Records about charts and figures:
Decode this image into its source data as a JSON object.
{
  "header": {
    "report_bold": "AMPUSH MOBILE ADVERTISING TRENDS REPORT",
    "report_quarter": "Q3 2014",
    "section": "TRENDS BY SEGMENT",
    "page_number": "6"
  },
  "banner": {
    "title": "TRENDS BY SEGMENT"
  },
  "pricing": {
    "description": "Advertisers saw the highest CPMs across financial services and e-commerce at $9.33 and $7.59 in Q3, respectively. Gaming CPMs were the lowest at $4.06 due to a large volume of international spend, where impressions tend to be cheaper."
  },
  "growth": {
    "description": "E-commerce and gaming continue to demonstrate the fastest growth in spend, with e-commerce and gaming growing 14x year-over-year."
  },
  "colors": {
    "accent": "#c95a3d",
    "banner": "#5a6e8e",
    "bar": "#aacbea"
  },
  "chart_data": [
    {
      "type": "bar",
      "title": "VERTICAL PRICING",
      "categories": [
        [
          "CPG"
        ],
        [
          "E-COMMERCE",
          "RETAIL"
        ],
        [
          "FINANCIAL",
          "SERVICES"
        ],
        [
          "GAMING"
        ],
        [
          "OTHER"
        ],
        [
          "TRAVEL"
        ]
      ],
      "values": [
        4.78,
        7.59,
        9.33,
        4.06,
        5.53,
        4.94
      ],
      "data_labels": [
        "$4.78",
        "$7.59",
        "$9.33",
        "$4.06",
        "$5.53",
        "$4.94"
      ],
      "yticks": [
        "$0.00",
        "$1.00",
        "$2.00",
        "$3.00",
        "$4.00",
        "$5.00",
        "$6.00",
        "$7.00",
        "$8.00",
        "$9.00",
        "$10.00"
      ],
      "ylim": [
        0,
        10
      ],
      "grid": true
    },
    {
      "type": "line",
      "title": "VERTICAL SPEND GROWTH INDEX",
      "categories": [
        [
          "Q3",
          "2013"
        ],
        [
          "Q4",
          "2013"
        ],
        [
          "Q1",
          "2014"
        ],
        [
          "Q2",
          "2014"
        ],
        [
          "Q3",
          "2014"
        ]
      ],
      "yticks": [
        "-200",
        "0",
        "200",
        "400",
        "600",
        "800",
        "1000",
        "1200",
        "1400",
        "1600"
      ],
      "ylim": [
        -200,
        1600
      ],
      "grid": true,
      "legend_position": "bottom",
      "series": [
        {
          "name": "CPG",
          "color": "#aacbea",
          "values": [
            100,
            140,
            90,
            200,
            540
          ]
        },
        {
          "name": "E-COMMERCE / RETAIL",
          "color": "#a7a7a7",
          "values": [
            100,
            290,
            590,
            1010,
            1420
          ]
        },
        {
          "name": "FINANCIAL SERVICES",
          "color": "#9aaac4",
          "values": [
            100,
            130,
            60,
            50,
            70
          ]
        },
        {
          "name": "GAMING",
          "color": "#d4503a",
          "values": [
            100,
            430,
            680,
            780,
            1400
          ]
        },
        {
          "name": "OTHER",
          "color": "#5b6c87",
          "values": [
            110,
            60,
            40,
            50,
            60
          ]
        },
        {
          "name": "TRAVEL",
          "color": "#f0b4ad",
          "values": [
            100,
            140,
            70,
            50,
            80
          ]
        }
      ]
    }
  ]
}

What is required: Output the listing above exactly as it appears.

Output of the task:
Decode this image into its source data as a JSON object.
{
  "header": {
    "report_bold": "AMPUSH MOBILE ADVERTISING TRENDS REPORT",
    "report_quarter": "Q3 2014",
    "section": "TRENDS BY SEGMENT",
    "page_number": "6"
  },
  "banner": {
    "title": "TRENDS BY SEGMENT"
  },
  "pricing": {
    "description": "Advertisers saw the highest CPMs across financial services and e-commerce at $9.33 and $7.59 in Q3, respectively. Gaming CPMs were the lowest at $4.06 due to a large volume of international spend, where impressions tend to be cheaper."
  },
  "growth": {
    "description": "E-commerce and gaming continue to demonstrate the fastest growth in spend, with e-commerce and gaming growing 14x year-over-year."
  },
  "colors": {
    "accent": "#c95a3d",
    "banner": "#5a6e8e",
    "bar": "#aacbea"
  },
  "chart_data": [
    {
      "type": "bar",
      "title": "VERTICAL PRICING",
      "categories": [
        [
          "CPG"
        ],
        [
          "E-COMMERCE",
          "RETAIL"
        ],
        [
          "FINANCIAL",
          "SERVICES"
        ],
        [
          "GAMING"
        ],
        [
          "OTHER"
        ],
        [
          "TRAVEL"
        ]
      ],
      "values": [
        4.78,
        7.59,
        9.33,
        4.06,
        5.53,
        4.94
      ],
      "data_labels": [
        "$4.78",
        "$7.59",
        "$9.33",
        "$4.06",
        "$5.53",
        "$4.94"
      ],
      "yticks": [
        "$0.00",
        "$1.00",
        "$2.00",
        "$3.00",
        "$4.00",
        "$5.00",
        "$6.00",
        "$7.00",
        "$8.00",
        "$9.00",
        "$10.00"
      ],
      "ylim": [
        0,
        10
      ],
      "grid": true
    },
    {
      "type": "line",
      "title": "VERTICAL SPEND GROWTH INDEX",
      "categories": [
        [
          "Q3",
          "2013"
        ],
        [
          "Q4",
          "2013"
        ],
        [
          "Q1",
          "2014"
        ],
        [
          "Q2",
          "2014"
        ],
        [
          "Q3",
          "2014"
        ]
      ],
      "yticks": [
        "-200",
        "0",
        "200",
        "400",
        "600",
        "800",
        "1000",
        "1200",
        "1400",
        "1600"
      ],
      "ylim": [
        -200,
        1600
      ],
      "grid": true,
      "legend_position": "bottom",
      "series": [
        {
          "name": "CPG",
          "color": "#aacbea",
          "values": [
            100,
            140,
            90,
            200,
            540
          ]
        },
        {
          "name": "E-COMMERCE / RETAIL",
          "color": "#a7a7a7",
          "values": [
            100,
            290,
            590,
            1010,
            1420
          ]
        },
        {
          "name": "FINANCIAL SERVICES",
          "color": "#9aaac4",
          "values": [
            100,
            130,
            60,
            50,
            70
          ]
        },
        {
          "name": "GAMING",
          "color": "#d4503a",
          "values": [
            100,
            430,
            680,
            780,
            1400
          ]
        },
        {
          "name": "OTHER",
          "color": "#5b6c87",
          "values": [
            110,
            60,
            40,
            50,
            60
          ]
        },
        {
          "name": "TRAVEL",
          "color": "#f0b4ad",
          "values": [
            100,
            140,
            70,
            50,
            80
          ]
        }
      ]
    }
  ]
}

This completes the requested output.